WRITTEN INSTRUCTION - Print every entry exactly as written.

** start of MATERIAL SHOWN **

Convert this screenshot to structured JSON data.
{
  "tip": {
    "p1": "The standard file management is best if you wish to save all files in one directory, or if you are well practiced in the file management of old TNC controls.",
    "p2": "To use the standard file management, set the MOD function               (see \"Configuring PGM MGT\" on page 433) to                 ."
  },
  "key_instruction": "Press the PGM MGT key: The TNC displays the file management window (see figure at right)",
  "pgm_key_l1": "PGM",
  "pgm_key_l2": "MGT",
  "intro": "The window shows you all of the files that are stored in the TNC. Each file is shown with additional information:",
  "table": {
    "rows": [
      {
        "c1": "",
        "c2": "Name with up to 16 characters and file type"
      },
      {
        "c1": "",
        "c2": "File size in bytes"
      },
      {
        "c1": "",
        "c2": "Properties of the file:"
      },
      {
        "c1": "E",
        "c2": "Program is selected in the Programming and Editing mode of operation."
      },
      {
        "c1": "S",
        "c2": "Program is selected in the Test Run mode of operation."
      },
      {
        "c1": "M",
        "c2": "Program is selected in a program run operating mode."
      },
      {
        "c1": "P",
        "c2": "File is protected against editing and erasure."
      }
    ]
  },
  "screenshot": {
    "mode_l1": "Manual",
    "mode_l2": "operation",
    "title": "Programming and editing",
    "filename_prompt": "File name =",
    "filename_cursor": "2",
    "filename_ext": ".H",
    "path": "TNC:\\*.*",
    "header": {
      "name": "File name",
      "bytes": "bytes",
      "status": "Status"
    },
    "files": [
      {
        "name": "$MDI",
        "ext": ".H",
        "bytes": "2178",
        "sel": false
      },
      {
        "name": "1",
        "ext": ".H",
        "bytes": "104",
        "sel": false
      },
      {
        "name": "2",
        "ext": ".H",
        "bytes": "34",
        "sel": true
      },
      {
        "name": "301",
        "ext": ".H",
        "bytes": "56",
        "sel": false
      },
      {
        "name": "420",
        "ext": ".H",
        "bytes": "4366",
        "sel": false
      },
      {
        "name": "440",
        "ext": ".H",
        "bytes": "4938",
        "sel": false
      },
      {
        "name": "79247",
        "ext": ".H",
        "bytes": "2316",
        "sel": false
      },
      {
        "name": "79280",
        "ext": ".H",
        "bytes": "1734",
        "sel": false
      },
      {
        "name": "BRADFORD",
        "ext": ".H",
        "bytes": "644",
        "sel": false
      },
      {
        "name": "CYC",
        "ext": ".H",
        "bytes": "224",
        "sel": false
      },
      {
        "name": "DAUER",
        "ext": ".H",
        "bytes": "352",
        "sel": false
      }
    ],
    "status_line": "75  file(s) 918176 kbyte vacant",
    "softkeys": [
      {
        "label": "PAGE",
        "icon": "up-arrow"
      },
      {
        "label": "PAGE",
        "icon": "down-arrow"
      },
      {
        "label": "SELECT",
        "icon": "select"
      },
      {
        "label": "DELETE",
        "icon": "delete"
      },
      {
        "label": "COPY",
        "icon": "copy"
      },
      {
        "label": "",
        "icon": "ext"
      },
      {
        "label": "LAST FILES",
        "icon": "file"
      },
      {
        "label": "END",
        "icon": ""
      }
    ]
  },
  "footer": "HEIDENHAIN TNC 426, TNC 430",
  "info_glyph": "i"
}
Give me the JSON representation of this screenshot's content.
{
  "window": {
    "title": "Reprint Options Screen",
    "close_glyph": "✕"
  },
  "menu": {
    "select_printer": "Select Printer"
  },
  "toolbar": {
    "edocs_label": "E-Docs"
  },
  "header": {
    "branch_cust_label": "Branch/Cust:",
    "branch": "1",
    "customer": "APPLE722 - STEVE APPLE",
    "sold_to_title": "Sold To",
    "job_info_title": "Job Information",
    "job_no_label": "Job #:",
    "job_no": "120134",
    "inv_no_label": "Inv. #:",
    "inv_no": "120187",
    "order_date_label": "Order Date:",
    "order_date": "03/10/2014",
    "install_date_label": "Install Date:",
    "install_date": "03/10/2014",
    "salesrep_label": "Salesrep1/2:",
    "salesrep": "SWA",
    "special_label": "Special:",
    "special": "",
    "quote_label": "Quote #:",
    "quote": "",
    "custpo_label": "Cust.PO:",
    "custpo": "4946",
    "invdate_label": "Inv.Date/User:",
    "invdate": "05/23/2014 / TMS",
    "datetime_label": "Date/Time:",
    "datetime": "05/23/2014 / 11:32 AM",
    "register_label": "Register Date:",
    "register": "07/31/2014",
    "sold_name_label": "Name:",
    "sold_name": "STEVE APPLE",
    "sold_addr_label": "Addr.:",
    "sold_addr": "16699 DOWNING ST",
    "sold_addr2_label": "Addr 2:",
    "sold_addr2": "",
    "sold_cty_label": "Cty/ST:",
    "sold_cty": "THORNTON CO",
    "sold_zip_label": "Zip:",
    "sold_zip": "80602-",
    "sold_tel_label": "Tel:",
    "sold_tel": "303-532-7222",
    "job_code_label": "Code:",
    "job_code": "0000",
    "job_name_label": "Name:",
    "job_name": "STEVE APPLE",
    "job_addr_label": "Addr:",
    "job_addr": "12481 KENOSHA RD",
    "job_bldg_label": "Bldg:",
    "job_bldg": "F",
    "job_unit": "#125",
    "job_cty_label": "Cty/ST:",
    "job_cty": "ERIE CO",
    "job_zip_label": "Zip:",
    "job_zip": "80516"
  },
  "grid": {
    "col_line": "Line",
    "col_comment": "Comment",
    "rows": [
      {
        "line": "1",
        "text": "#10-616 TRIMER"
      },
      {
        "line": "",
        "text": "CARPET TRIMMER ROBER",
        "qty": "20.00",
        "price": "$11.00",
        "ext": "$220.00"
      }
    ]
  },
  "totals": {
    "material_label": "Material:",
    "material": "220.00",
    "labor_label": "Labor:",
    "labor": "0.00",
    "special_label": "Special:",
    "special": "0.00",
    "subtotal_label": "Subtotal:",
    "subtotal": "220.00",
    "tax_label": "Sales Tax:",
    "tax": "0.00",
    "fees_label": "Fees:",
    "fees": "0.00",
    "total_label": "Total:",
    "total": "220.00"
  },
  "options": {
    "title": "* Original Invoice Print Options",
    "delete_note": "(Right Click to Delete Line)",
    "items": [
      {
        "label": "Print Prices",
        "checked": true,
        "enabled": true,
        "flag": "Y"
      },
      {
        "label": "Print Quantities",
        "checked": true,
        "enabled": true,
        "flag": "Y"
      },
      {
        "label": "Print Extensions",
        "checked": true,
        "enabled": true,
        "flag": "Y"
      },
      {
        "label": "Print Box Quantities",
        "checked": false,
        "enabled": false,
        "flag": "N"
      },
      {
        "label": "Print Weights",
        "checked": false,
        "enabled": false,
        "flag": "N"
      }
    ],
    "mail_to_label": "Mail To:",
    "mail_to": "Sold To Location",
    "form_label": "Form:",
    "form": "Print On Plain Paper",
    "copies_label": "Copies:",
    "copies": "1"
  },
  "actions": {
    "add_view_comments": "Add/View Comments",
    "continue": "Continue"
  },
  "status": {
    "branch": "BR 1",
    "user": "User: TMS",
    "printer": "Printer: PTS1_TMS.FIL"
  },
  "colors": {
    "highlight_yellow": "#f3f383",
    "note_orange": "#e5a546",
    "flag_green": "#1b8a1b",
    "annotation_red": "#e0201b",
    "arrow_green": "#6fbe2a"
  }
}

** end of MATERIAL SHOWN **

RESPONSE TO THE TASK -
Convert this screenshot to structured JSON data.
{
  "tip": {
    "p1": "The standard file management is best if you wish to save all files in one directory, or if you are well practiced in the file management of old TNC controls.",
    "p2": "To use the standard file management, set the MOD function               (see \"Configuring PGM MGT\" on page 433) to                 ."
  },
  "key_instruction": "Press the PGM MGT key: The TNC displays the file management window (see figure at right)",
  "pgm_key_l1": "PGM",
  "pgm_key_l2": "MGT",
  "intro": "The window shows you all of the files that are stored in the TNC. Each file is shown with additional information:",
  "table": {
    "rows": [
      {
        "c1": "",
        "c2": "Name with up to 16 characters and file type"
      },
      {
        "c1": "",
        "c2": "File size in bytes"
      },
      {
        "c1": "",
        "c2": "Properties of the file:"
      },
      {
        "c1": "E",
        "c2": "Program is selected in the Programming and Editing mode of operation."
      },
      {
        "c1": "S",
        "c2": "Program is selected in the Test Run mode of operation."
      },
      {
        "c1": "M",
        "c2": "Program is selected in a program run operating mode."
      },
      {
        "c1": "P",
        "c2": "File is protected against editing and erasure."
      }
    ]
  },
  "screenshot": {
    "mode_l1": "Manual",
    "mode_l2": "operation",
    "title": "Programming and editing",
    "filename_prompt": "File name =",
    "filename_cursor": "2",
    "filename_ext": ".H",
    "path": "TNC:\\*.*",
    "header": {
      "name": "File name",
      "bytes": "bytes",
      "status": "Status"
    },
    "files": [
      {
        "name": "$MDI",
        "ext": ".H",
        "bytes": "2178",
        "sel": false
      },
      {
        "name": "1",
        "ext": ".H",
        "bytes": "104",
        "sel": false
      },
      {
        "name": "2",
        "ext": ".H",
        "bytes": "34",
        "sel": true
      },
      {
        "name": "301",
        "ext": ".H",
        "bytes": "56",
        "sel": false
      },
      {
        "name": "420",
        "ext": ".H",
        "bytes": "4366",
        "sel": false
      },
      {
        "name": "440",
        "ext": ".H",
        "bytes": "4938",
        "sel": false
      },
      {
        "name": "79247",
        "ext": ".H",
        "bytes": "2316",
        "sel": false
      },
      {
        "name": "79280",
        "ext": ".H",
        "bytes": "1734",
        "sel": false
      },
      {
        "name": "BRADFORD",
        "ext": ".H",
        "bytes": "644",
        "sel": false
      },
      {
        "name": "CYC",
        "ext": ".H",
        "bytes": "224",
        "sel": false
      },
      {
        "name": "DAUER",
        "ext": ".H",
        "bytes": "352",
        "sel": false
      }
    ],
    "status_line": "75  file(s) 918176 kbyte vacant",
    "softkeys": [
      {
        "label": "PAGE",
        "icon": "up-arrow"
      },
      {
        "label": "PAGE",
        "icon": "down-arrow"
      },
      {
        "label": "SELECT",
        "icon": "select"
      },
      {
        "label": "DELETE",
        "icon": "delete"
      },
      {
        "label": "COPY",
        "icon": "copy"
      },
      {
        "label": "",
        "icon": "ext"
      },
      {
        "label": "LAST FILES",
        "icon": "file"
      },
      {
        "label": "END",
        "icon": ""
      }
    ]
  },
  "footer": "HEIDENHAIN TNC 426, TNC 430",
  "info_glyph": "i"
}
Give me the JSON representation of this screenshot's content.
{
  "window": {
    "title": "Reprint Options Screen",
    "close_glyph": "✕"
  },
  "menu": {
    "select_printer": "Select Printer"
  },
  "toolbar": {
    "edocs_label": "E-Docs"
  },
  "header": {
    "branch_cust_label": "Branch/Cust:",
    "branch": "1",
    "customer": "APPLE722 - STEVE APPLE",
    "sold_to_title": "Sold To",
    "job_info_title": "Job Information",
    "job_no_label": "Job #:",
    "job_no": "120134",
    "inv_no_label": "Inv. #:",
    "inv_no": "120187",
    "order_date_label": "Order Date:",
    "order_date": "03/10/2014",
    "install_date_label": "Install Date:",
    "install_date": "03/10/2014",
    "salesrep_label": "Salesrep1/2:",
    "salesrep": "SWA",
    "special_label": "Special:",
    "special": "",
    "quote_label": "Quote #:",
    "quote": "",
    "custpo_label": "Cust.PO:",
    "custpo": "4946",
    "invdate_label": "Inv.Date/User:",
    "invdate": "05/23/2014 / TMS",
    "datetime_label": "Date/Time:",
    "datetime": "05/23/2014 / 11:32 AM",
    "register_label": "Register Date:",
    "register": "07/31/2014",
    "sold_name_label": "Name:",
    "sold_name": "STEVE APPLE",
    "sold_addr_label": "Addr.:",
    "sold_addr": "16699 DOWNING ST",
    "sold_addr2_label": "Addr 2:",
    "sold_addr2": "",
    "sold_cty_label": "Cty/ST:",
    "sold_cty": "THORNTON CO",
    "sold_zip_label": "Zip:",
    "sold_zip": "80602-",
    "sold_tel_label": "Tel:",
    "sold_tel": "303-532-7222",
    "job_code_label": "Code:",
    "job_code": "0000",
    "job_name_label": "Name:",
    "job_name": "STEVE APPLE",
    "job_addr_label": "Addr:",
    "job_addr": "12481 KENOSHA RD",
    "job_bldg_label": "Bldg:",
    "job_bldg": "F",
    "job_unit": "#125",
    "job_cty_label": "Cty/ST:",
    "job_cty": "ERIE CO",
    "job_zip_label": "Zip:",
    "job_zip": "80516"
  },
  "grid": {
    "col_line": "Line",
    "col_comment": "Comment",
    "rows": [
      {
        "line": "1",
        "text": "#10-616 TRIMER"
      },
      {
        "line": "",
        "text": "CARPET TRIMMER ROBER",
        "qty": "20.00",
        "price": "$11.00",
        "ext": "$220.00"
      }
    ]
  },
  "totals": {
    "material_label": "Material:",
    "material": "220.00",
    "labor_label": "Labor:",
    "labor": "0.00",
    "special_label": "Special:",
    "special": "0.00",
    "subtotal_label": "Subtotal:",
    "subtotal": "220.00",
    "tax_label": "Sales Tax:",
    "tax": "0.00",
    "fees_label": "Fees:",
    "fees": "0.00",
    "total_label": "Total:",
    "total": "220.00"
  },
  "options": {
    "title": "* Original Invoice Print Options",
    "delete_note": "(Right Click to Delete Line)",
    "items": [
      {
        "label": "Print Prices",
        "checked": true,
        "enabled": true,
        "flag": "Y"
      },
      {
        "label": "Print Quantities",
        "checked": true,
        "enabled": true,
        "flag": "Y"
      },
      {
        "label": "Print Extensions",
        "checked": true,
        "enabled": true,
        "flag": "Y"
      },
      {
        "label": "Print Box Quantities",
        "checked": false,
        "enabled": false,
        "flag": "N"
      },
      {
        "label": "Print Weights",
        "checked": false,
        "enabled": false,
        "flag": "N"
      }
    ],
    "mail_to_label": "Mail To:",
    "mail_to": "Sold To Location",
    "form_label": "Form:",
    "form": "Print On Plain Paper",
    "copies_label": "Copies:",
    "copies": "1"
  },
  "actions": {
    "add_view_comments": "Add/View Comments",
    "continue": "Continue"
  },
  "status": {
    "branch": "BR 1",
    "user": "User: TMS",
    "printer": "Printer: PTS1_TMS.FIL"
  },
  "colors": {
    "highlight_yellow": "#f3f383",
    "note_orange": "#e5a546",
    "flag_green": "#1b8a1b",
    "annotation_red": "#e0201b",
    "arrow_green": "#6fbe2a"
  }
}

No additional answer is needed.